§ **Task description**
From the records, pick out and copy each line containing "screenshot".

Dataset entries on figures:

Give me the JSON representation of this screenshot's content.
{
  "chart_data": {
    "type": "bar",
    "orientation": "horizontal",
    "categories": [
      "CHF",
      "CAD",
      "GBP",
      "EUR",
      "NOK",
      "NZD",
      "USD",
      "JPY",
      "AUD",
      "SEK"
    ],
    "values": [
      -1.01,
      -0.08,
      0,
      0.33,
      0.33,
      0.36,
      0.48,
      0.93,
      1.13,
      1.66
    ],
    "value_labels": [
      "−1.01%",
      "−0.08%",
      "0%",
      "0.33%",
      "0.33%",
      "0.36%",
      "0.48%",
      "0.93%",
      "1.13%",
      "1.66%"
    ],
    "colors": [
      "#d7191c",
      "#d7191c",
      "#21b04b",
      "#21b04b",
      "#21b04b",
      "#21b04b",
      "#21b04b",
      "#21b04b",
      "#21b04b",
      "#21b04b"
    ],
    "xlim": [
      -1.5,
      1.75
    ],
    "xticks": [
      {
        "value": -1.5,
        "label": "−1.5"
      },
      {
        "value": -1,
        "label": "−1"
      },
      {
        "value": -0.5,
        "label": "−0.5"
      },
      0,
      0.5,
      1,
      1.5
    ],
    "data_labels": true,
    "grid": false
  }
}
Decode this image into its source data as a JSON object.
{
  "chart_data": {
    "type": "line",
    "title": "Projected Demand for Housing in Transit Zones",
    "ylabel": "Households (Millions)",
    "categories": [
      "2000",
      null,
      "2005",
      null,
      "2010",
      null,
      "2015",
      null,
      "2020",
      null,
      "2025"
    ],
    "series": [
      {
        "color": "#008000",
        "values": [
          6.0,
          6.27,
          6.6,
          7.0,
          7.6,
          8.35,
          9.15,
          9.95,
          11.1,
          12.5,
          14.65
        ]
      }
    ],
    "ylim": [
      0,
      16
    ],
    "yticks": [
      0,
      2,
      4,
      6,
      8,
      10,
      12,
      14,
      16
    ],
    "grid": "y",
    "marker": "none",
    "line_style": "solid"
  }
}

---

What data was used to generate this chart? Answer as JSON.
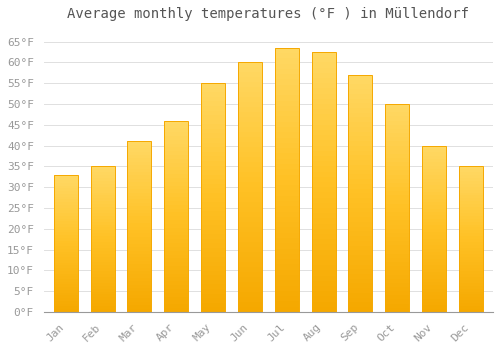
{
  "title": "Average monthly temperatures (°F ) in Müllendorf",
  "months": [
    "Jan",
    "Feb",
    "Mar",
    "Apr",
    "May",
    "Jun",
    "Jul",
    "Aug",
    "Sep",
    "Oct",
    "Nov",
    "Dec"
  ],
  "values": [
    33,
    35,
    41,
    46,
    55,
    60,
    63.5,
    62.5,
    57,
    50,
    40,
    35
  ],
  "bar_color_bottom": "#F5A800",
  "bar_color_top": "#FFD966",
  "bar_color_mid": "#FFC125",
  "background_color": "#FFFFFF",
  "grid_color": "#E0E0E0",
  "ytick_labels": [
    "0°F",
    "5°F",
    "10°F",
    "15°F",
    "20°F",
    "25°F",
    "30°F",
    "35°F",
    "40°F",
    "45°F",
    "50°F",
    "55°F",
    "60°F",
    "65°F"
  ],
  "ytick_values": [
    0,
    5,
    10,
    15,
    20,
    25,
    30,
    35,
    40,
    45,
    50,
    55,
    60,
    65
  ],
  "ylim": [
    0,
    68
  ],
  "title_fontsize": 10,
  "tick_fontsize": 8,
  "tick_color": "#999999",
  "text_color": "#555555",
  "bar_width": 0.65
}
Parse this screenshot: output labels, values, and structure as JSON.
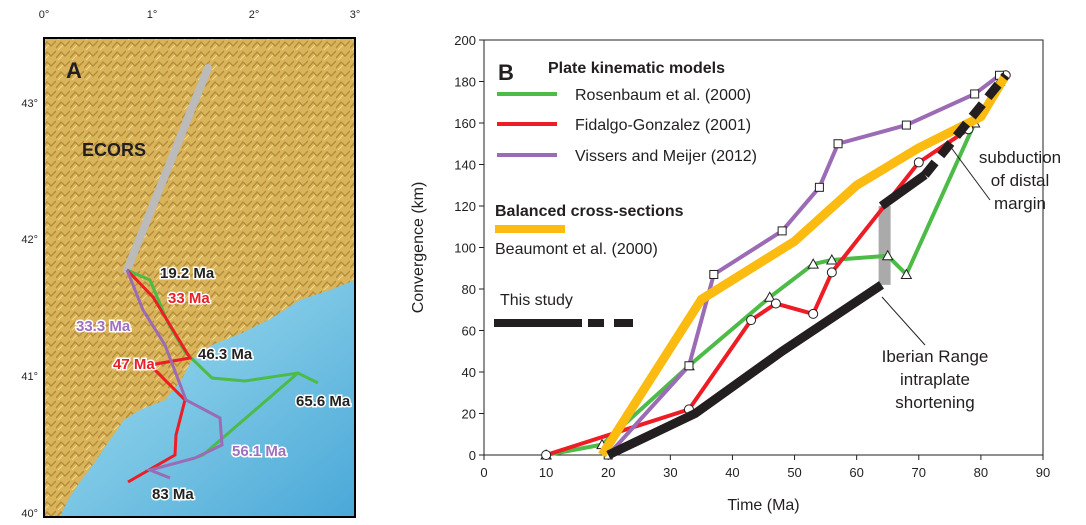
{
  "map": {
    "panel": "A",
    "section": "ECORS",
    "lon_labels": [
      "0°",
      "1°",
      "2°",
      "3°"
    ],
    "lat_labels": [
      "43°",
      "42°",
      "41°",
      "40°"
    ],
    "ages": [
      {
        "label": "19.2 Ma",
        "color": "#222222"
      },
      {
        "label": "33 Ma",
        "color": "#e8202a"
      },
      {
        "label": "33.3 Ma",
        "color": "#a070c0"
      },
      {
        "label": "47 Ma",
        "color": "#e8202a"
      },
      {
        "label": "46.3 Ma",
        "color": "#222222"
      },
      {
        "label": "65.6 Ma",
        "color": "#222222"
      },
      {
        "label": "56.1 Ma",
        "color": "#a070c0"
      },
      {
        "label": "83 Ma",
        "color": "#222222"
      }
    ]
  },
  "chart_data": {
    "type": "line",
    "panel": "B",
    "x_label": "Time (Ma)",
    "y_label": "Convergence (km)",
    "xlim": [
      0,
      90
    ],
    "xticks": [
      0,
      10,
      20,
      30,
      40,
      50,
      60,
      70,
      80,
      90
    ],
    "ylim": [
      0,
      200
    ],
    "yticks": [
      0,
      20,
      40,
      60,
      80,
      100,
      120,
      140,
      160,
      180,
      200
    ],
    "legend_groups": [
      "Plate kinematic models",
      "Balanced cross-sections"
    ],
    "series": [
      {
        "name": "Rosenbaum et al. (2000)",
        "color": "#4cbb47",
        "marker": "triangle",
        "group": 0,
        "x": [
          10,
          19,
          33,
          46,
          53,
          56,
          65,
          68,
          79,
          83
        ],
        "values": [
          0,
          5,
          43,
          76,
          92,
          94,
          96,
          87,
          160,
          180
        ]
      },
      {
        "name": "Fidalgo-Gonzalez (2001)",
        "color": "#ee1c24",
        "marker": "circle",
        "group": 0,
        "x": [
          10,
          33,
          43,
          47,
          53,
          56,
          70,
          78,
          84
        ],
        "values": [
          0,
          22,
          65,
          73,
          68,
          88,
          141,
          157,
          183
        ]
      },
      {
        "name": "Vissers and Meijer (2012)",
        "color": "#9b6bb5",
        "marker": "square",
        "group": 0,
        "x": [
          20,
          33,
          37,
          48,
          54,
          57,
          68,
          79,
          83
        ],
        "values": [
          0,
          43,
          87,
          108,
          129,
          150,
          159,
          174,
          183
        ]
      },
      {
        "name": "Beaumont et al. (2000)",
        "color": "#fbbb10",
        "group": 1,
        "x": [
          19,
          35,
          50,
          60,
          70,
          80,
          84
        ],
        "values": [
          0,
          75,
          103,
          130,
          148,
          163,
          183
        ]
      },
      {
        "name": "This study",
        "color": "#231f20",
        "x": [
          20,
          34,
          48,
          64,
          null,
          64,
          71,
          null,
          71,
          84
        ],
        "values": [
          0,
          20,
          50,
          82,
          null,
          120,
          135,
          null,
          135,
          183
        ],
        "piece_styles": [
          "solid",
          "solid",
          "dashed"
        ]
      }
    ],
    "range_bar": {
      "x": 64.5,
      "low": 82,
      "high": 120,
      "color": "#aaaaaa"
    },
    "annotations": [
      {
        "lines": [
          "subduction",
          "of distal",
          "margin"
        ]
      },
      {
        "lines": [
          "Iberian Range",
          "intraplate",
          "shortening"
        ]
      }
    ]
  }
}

§ **Solved exercise**
Give me the JSON representation of this screenshot's content.
Parse this screenshot: output labels, values, and structure as JSON.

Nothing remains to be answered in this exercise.